-- Begin Input rows --

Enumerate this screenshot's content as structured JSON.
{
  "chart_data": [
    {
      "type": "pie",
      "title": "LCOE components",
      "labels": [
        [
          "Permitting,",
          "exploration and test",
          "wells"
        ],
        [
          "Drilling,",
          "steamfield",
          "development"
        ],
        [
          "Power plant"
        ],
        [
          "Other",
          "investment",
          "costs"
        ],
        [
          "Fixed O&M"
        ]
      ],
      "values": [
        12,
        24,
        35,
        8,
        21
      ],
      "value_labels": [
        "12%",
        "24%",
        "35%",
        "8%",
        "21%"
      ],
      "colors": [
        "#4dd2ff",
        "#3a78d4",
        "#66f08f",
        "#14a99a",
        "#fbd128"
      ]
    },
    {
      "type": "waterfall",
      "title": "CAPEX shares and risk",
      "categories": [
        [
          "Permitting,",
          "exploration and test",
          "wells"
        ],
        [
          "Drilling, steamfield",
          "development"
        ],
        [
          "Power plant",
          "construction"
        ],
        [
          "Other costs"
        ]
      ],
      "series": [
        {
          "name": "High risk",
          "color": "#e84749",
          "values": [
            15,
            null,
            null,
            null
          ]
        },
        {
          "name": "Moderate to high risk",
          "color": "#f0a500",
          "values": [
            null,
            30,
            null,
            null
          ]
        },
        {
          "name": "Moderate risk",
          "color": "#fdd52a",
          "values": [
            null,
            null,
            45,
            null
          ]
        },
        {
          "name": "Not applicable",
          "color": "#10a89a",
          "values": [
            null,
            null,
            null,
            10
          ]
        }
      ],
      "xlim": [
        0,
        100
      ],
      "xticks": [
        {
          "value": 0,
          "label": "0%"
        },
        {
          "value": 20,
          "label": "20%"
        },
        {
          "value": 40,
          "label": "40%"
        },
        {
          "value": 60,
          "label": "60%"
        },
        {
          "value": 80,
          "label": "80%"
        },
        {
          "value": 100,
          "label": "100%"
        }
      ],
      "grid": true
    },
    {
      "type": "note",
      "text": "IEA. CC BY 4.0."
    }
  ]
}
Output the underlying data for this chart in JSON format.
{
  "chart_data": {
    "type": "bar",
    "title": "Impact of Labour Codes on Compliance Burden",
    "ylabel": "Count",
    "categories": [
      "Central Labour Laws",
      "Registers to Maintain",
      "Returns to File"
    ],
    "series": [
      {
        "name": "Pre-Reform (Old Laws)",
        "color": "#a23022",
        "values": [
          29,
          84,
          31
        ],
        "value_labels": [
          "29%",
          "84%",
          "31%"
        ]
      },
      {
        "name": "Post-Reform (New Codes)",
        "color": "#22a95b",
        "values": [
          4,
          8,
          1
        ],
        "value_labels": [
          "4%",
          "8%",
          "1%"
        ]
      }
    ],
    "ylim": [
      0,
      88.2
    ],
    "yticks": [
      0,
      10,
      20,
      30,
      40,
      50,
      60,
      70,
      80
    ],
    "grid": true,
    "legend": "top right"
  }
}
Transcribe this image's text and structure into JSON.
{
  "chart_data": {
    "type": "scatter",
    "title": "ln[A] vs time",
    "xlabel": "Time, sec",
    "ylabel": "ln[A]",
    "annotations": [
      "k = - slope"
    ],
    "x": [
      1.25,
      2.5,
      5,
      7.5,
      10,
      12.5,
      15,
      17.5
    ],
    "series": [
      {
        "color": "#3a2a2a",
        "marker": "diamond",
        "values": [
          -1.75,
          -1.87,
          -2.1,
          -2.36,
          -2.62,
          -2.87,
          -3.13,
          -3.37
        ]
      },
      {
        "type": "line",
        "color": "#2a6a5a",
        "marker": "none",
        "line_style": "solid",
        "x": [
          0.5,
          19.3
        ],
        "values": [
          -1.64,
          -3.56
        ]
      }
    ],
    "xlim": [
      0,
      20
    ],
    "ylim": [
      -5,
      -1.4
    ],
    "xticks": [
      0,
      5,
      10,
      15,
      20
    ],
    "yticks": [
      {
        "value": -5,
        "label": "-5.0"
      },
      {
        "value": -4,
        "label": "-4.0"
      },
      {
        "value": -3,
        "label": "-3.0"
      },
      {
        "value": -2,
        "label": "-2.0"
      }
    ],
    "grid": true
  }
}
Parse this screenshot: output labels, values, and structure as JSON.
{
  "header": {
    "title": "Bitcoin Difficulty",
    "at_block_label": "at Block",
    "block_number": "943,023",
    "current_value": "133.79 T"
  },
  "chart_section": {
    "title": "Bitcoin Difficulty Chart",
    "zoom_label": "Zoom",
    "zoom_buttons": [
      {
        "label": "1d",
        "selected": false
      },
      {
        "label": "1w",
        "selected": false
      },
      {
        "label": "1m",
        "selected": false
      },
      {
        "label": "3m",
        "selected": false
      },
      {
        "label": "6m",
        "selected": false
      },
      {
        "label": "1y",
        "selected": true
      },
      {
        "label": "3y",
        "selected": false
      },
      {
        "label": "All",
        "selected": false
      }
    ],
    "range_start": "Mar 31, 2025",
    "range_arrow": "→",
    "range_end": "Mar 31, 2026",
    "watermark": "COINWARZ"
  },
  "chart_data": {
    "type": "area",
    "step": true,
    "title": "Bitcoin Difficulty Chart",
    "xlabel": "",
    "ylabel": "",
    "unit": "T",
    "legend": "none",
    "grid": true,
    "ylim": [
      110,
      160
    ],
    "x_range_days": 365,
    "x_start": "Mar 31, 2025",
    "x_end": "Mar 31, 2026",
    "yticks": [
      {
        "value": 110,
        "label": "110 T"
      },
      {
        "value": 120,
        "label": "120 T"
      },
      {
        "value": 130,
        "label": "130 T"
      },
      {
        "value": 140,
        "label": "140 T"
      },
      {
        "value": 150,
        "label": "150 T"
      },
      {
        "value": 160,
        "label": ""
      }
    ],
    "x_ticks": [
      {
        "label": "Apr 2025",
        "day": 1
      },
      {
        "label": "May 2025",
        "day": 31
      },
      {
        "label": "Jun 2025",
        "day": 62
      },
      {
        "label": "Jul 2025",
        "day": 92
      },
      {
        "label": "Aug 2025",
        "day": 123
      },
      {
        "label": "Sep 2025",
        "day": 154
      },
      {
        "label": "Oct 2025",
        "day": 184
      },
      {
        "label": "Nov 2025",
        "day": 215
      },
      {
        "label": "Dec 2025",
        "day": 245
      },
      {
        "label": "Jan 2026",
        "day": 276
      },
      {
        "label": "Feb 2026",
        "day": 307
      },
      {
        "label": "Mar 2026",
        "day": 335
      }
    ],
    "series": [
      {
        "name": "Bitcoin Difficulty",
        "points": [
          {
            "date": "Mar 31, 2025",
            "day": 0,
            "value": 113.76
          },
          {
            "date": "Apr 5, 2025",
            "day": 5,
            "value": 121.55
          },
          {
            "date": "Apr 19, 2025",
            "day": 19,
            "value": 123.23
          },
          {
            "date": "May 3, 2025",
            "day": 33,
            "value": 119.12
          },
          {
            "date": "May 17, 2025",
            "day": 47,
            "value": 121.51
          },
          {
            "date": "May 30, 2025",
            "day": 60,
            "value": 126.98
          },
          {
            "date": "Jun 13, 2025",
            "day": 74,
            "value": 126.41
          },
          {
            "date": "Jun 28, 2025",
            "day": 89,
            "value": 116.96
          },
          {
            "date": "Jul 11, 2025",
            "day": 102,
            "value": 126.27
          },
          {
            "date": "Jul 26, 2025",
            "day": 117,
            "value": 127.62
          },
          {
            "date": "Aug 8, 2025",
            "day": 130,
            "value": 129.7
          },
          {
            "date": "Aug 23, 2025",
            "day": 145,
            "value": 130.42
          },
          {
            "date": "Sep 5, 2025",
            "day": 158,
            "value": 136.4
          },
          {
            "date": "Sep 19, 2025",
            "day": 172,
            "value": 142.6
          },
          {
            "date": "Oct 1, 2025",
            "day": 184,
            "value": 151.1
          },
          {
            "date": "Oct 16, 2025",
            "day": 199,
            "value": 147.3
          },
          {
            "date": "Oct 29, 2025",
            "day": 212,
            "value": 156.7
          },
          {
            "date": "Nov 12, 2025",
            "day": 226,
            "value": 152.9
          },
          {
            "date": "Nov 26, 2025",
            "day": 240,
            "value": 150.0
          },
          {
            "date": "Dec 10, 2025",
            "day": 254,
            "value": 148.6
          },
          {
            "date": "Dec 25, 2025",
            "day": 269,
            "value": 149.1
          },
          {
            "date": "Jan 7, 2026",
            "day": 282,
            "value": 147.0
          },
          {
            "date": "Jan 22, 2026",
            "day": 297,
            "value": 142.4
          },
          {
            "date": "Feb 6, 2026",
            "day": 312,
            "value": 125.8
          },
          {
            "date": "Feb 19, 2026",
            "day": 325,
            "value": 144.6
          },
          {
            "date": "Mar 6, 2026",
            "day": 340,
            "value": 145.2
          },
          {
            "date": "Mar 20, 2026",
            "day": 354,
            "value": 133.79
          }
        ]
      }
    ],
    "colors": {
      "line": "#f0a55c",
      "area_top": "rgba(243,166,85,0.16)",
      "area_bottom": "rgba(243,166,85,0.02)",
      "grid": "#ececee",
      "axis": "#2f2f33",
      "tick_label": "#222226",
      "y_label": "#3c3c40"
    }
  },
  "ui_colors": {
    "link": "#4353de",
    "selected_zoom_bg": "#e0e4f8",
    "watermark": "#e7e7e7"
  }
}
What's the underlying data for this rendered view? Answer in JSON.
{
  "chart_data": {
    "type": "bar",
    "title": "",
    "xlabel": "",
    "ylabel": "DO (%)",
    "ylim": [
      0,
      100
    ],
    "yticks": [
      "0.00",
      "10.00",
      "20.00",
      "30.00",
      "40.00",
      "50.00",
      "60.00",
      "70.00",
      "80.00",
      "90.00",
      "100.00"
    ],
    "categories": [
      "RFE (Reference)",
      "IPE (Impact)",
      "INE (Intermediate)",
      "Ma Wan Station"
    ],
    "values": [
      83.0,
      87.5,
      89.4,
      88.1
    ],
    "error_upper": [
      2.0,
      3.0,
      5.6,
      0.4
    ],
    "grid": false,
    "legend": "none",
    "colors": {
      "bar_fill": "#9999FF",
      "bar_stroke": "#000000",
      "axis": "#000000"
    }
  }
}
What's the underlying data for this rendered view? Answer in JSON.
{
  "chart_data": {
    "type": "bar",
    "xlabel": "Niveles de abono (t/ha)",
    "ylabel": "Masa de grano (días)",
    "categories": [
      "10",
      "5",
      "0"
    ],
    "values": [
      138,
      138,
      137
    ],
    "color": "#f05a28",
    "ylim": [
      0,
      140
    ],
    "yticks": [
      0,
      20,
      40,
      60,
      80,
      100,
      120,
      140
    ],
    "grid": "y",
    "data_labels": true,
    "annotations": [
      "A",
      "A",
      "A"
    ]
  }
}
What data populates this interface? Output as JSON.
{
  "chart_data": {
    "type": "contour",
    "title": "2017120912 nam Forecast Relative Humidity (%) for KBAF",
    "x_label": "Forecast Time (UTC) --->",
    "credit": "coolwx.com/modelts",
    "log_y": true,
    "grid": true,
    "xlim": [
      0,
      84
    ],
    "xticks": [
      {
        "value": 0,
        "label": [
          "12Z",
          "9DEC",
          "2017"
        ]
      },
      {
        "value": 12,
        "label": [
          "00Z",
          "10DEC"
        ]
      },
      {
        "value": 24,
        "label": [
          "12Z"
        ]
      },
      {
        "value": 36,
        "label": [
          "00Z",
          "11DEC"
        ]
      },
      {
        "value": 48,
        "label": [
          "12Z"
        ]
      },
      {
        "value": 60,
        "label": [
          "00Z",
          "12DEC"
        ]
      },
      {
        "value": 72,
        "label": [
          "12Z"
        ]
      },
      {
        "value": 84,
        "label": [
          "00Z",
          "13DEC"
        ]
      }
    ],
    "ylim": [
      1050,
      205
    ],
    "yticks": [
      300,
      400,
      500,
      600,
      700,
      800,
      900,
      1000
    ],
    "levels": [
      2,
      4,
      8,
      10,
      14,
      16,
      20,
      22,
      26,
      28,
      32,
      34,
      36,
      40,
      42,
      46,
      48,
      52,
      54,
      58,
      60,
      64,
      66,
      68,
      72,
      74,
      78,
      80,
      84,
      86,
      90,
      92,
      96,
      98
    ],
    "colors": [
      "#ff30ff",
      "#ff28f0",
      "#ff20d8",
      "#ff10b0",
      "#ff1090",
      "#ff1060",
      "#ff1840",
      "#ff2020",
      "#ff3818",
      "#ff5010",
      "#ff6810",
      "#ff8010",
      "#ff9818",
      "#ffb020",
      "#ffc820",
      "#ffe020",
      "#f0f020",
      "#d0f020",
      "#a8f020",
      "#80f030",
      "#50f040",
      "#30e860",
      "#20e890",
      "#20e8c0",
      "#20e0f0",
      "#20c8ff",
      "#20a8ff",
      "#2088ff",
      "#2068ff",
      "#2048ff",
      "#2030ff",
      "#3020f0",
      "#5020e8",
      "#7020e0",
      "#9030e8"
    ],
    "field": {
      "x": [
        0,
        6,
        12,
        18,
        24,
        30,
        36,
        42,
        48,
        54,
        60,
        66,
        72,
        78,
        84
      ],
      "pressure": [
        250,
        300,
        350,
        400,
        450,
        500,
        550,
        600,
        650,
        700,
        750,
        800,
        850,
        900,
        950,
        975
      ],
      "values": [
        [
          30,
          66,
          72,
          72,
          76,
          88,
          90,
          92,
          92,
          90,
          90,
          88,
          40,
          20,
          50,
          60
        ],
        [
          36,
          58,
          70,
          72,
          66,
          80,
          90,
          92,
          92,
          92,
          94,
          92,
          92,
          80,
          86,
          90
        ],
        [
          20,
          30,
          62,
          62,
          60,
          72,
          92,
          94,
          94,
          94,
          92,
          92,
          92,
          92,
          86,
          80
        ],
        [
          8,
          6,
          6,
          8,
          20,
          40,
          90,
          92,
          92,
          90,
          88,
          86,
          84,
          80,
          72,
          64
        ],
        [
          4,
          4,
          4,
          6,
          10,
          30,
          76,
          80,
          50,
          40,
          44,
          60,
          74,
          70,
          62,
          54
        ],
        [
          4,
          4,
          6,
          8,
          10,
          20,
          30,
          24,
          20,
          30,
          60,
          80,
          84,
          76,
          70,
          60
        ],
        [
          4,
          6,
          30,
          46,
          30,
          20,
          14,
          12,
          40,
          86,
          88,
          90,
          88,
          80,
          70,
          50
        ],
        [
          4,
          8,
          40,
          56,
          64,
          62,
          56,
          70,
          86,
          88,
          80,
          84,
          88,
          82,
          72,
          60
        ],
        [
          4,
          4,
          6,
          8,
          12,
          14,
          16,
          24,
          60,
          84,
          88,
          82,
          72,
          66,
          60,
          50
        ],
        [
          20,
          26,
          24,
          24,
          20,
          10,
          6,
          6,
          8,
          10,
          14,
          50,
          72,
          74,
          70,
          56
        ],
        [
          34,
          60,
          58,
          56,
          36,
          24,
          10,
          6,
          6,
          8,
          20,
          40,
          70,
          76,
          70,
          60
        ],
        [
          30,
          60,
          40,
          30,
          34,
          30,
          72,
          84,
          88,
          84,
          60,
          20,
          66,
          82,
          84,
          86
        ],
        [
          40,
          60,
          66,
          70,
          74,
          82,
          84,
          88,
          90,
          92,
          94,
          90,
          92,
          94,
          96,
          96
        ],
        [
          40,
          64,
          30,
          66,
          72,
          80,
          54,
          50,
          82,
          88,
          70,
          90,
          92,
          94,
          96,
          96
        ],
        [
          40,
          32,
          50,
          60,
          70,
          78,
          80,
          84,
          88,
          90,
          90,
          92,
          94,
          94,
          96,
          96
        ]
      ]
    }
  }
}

-- End Input rows --

Only the number is wanted: how many lines in the entries above contain the string "title"?

** Exercise result **
9